▶ PROVIDED ENTRIES:
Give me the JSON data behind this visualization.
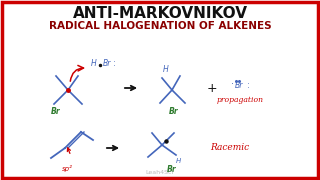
{
  "title_line1": "ANTI-MARKOVNIKOV",
  "title_line2": "RADICAL HALOGENATION OF ALKENES",
  "title_color": "#111111",
  "subtitle_color": "#8b0000",
  "bg_color": "#ffffff",
  "border_color": "#cc0000",
  "blue": "#4466bb",
  "green": "#2d7a2d",
  "red": "#cc0000",
  "black": "#111111",
  "gray": "#aaaaaa",
  "watermark": "Leah4Sci",
  "propagation_text": "propagation",
  "racemic_text": "Racemic",
  "figw": 3.2,
  "figh": 1.8,
  "dpi": 100
}
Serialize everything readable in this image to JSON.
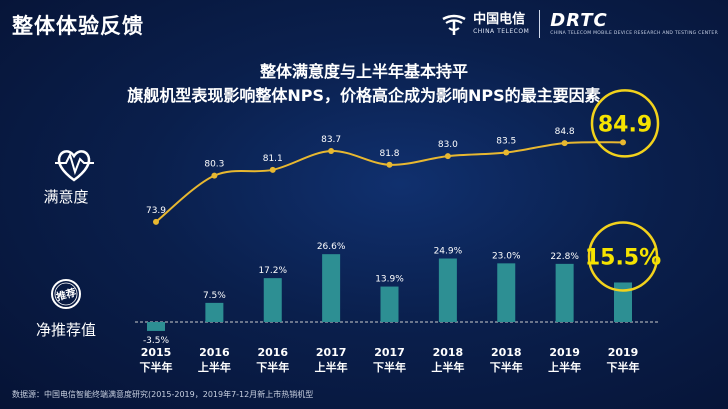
{
  "page": {
    "title": "整体体验反馈",
    "headline_1": "整体满意度与上半年基本持平",
    "headline_2": "旗舰机型表现影响整体NPS，价格高企成为影响NPS的最主要因素",
    "satisfaction_label": "满意度",
    "nps_label": "净推荐值",
    "nps_badge_text": "推荐",
    "footnote": "数据源：中国电信智能终端满意度研究(2015-2019，2019年7-12月新上市热销机型"
  },
  "logos": {
    "telecom_cn": "中国电信",
    "telecom_en": "CHINA TELECOM",
    "drtc_name": "DRTC",
    "drtc_sub": "CHINA TELECOM MOBILE DEVICE RESEARCH AND TESTING CENTER"
  },
  "colors": {
    "line": "#e8b830",
    "bar": "#2d8f93",
    "highlight_circle": "#f2d21c",
    "highlight_text": "#f5e300",
    "zero_line": "#cccccc"
  },
  "chart_data": {
    "type": "line+bar",
    "categories": [
      [
        "2015",
        "下半年"
      ],
      [
        "2016",
        "上半年"
      ],
      [
        "2016",
        "下半年"
      ],
      [
        "2017",
        "上半年"
      ],
      [
        "2017",
        "下半年"
      ],
      [
        "2018",
        "上半年"
      ],
      [
        "2018",
        "下半年"
      ],
      [
        "2019",
        "上半年"
      ],
      [
        "2019",
        "下半年"
      ]
    ],
    "satisfaction": {
      "name": "满意度",
      "values": [
        73.9,
        80.3,
        81.1,
        83.7,
        81.8,
        83.0,
        83.5,
        84.8,
        84.9
      ],
      "labels": [
        "73.9",
        "80.3",
        "81.1",
        "83.7",
        "81.8",
        "83.0",
        "83.5",
        "84.8",
        "84.9"
      ],
      "ylim": [
        70,
        88
      ]
    },
    "nps": {
      "name": "净推荐值",
      "values": [
        -3.5,
        7.5,
        17.2,
        26.6,
        13.9,
        24.9,
        23.0,
        22.8,
        15.5
      ],
      "labels": [
        "-3.5%",
        "7.5%",
        "17.2%",
        "26.6%",
        "13.9%",
        "24.9%",
        "23.0%",
        "22.8%",
        "15.5%"
      ],
      "ylim": [
        -5,
        30
      ]
    },
    "highlighted_index": 8
  }
}
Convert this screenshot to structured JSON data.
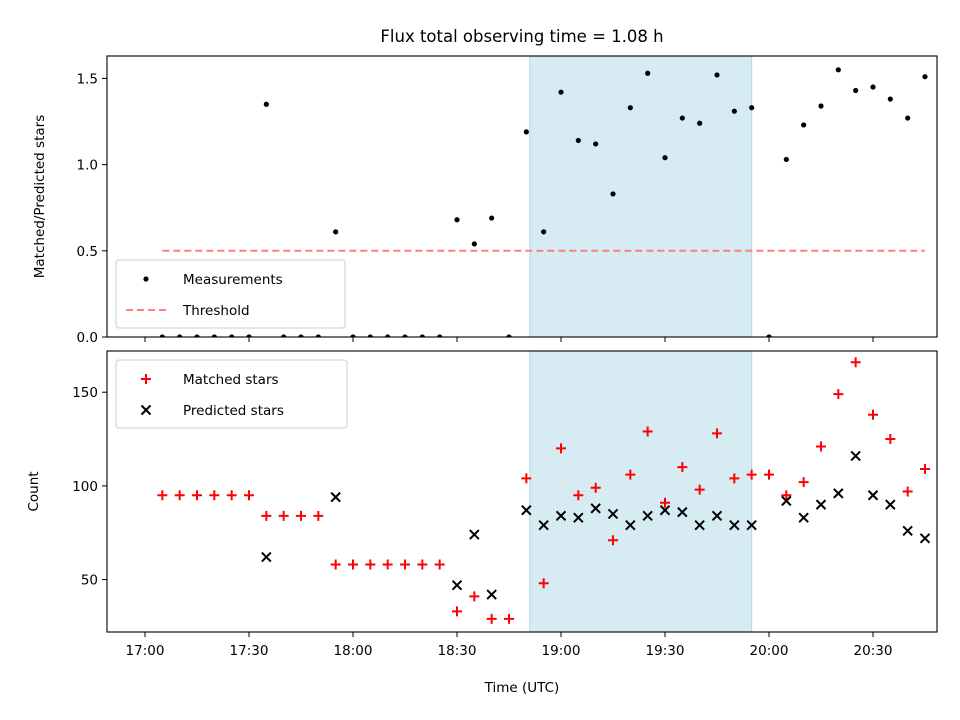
{
  "figure": {
    "title": "Flux total observing time = 1.08 h",
    "xlabel": "Time (UTC)",
    "x_ticks": [
      "17:00",
      "17:30",
      "18:00",
      "18:30",
      "19:00",
      "19:30",
      "20:00",
      "20:30"
    ],
    "shaded_interval": [
      "18:51",
      "19:55"
    ],
    "colors": {
      "shade": "#add8e6",
      "threshold": "#ff7f7f",
      "matched": "#ff0000",
      "predicted": "#000000",
      "measurement": "#000000"
    }
  },
  "chart_data": [
    {
      "type": "scatter",
      "panel": "top",
      "ylabel": "Matched/Predicted stars",
      "ylim": [
        0,
        1.63
      ],
      "yticks": [
        0.0,
        0.5,
        1.0,
        1.5
      ],
      "ytick_labels": [
        "0.0",
        "0.5",
        "1.0",
        "1.5"
      ],
      "legend_position": "lower-left",
      "series": [
        {
          "name": "Measurements",
          "marker": "dot",
          "points": [
            [
              "17:05",
              0
            ],
            [
              "17:10",
              0
            ],
            [
              "17:15",
              0
            ],
            [
              "17:20",
              0
            ],
            [
              "17:25",
              0
            ],
            [
              "17:30",
              0
            ],
            [
              "17:35",
              1.35
            ],
            [
              "17:40",
              0
            ],
            [
              "17:45",
              0
            ],
            [
              "17:50",
              0
            ],
            [
              "17:55",
              0.61
            ],
            [
              "18:00",
              0
            ],
            [
              "18:05",
              0
            ],
            [
              "18:10",
              0
            ],
            [
              "18:15",
              0
            ],
            [
              "18:20",
              0
            ],
            [
              "18:25",
              0
            ],
            [
              "18:30",
              0.68
            ],
            [
              "18:35",
              0.54
            ],
            [
              "18:40",
              0.69
            ],
            [
              "18:45",
              0
            ],
            [
              "18:50",
              1.19
            ],
            [
              "18:55",
              0.61
            ],
            [
              "19:00",
              1.42
            ],
            [
              "19:05",
              1.14
            ],
            [
              "19:10",
              1.12
            ],
            [
              "19:15",
              0.83
            ],
            [
              "19:20",
              1.33
            ],
            [
              "19:25",
              1.53
            ],
            [
              "19:30",
              1.04
            ],
            [
              "19:35",
              1.27
            ],
            [
              "19:40",
              1.24
            ],
            [
              "19:45",
              1.52
            ],
            [
              "19:50",
              1.31
            ],
            [
              "19:55",
              1.33
            ],
            [
              "20:00",
              0
            ],
            [
              "20:05",
              1.03
            ],
            [
              "20:10",
              1.23
            ],
            [
              "20:15",
              1.34
            ],
            [
              "20:20",
              1.55
            ],
            [
              "20:25",
              1.43
            ],
            [
              "20:30",
              1.45
            ],
            [
              "20:35",
              1.38
            ],
            [
              "20:40",
              1.27
            ],
            [
              "20:45",
              1.51
            ]
          ]
        },
        {
          "name": "Threshold",
          "marker": "dashed-line",
          "points": [
            [
              "17:05",
              0.5
            ],
            [
              "20:45",
              0.5
            ]
          ]
        }
      ]
    },
    {
      "type": "scatter",
      "panel": "bottom",
      "ylabel": "Count",
      "ylim": [
        22,
        172
      ],
      "yticks": [
        50,
        100,
        150
      ],
      "ytick_labels": [
        "50",
        "100",
        "150"
      ],
      "legend_position": "upper-left",
      "series": [
        {
          "name": "Matched stars",
          "marker": "plus",
          "points": [
            [
              "17:05",
              95
            ],
            [
              "17:10",
              95
            ],
            [
              "17:15",
              95
            ],
            [
              "17:20",
              95
            ],
            [
              "17:25",
              95
            ],
            [
              "17:30",
              95
            ],
            [
              "17:35",
              84
            ],
            [
              "17:40",
              84
            ],
            [
              "17:45",
              84
            ],
            [
              "17:50",
              84
            ],
            [
              "17:55",
              58
            ],
            [
              "18:00",
              58
            ],
            [
              "18:05",
              58
            ],
            [
              "18:10",
              58
            ],
            [
              "18:15",
              58
            ],
            [
              "18:20",
              58
            ],
            [
              "18:25",
              58
            ],
            [
              "18:30",
              33
            ],
            [
              "18:35",
              41
            ],
            [
              "18:40",
              29
            ],
            [
              "18:45",
              29
            ],
            [
              "18:50",
              104
            ],
            [
              "18:55",
              48
            ],
            [
              "19:00",
              120
            ],
            [
              "19:05",
              95
            ],
            [
              "19:10",
              99
            ],
            [
              "19:15",
              71
            ],
            [
              "19:20",
              106
            ],
            [
              "19:25",
              129
            ],
            [
              "19:30",
              91
            ],
            [
              "19:35",
              110
            ],
            [
              "19:40",
              98
            ],
            [
              "19:45",
              128
            ],
            [
              "19:50",
              104
            ],
            [
              "19:55",
              106
            ],
            [
              "20:00",
              106
            ],
            [
              "20:05",
              95
            ],
            [
              "20:10",
              102
            ],
            [
              "20:15",
              121
            ],
            [
              "20:20",
              149
            ],
            [
              "20:25",
              166
            ],
            [
              "20:30",
              138
            ],
            [
              "20:35",
              125
            ],
            [
              "20:40",
              97
            ],
            [
              "20:45",
              109
            ]
          ]
        },
        {
          "name": "Predicted stars",
          "marker": "x",
          "points": [
            [
              "17:35",
              62
            ],
            [
              "17:55",
              94
            ],
            [
              "18:30",
              47
            ],
            [
              "18:35",
              74
            ],
            [
              "18:40",
              42
            ],
            [
              "18:50",
              87
            ],
            [
              "18:55",
              79
            ],
            [
              "19:00",
              84
            ],
            [
              "19:05",
              83
            ],
            [
              "19:10",
              88
            ],
            [
              "19:15",
              85
            ],
            [
              "19:20",
              79
            ],
            [
              "19:25",
              84
            ],
            [
              "19:30",
              87
            ],
            [
              "19:35",
              86
            ],
            [
              "19:40",
              79
            ],
            [
              "19:45",
              84
            ],
            [
              "19:50",
              79
            ],
            [
              "19:55",
              79
            ],
            [
              "20:05",
              92
            ],
            [
              "20:10",
              83
            ],
            [
              "20:15",
              90
            ],
            [
              "20:20",
              96
            ],
            [
              "20:25",
              116
            ],
            [
              "20:30",
              95
            ],
            [
              "20:35",
              90
            ],
            [
              "20:40",
              76
            ],
            [
              "20:45",
              72
            ]
          ]
        }
      ]
    }
  ]
}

▶ TO BE DONE:
Gather each line that holds "CHINA".

▶ FINAL RESULT:
    "telecom_en": "CHINA TELECOM",
    "drtc_sub": "CHINA TELECOM MOBILE DEVICE RESEARCH AND TESTING CENTER"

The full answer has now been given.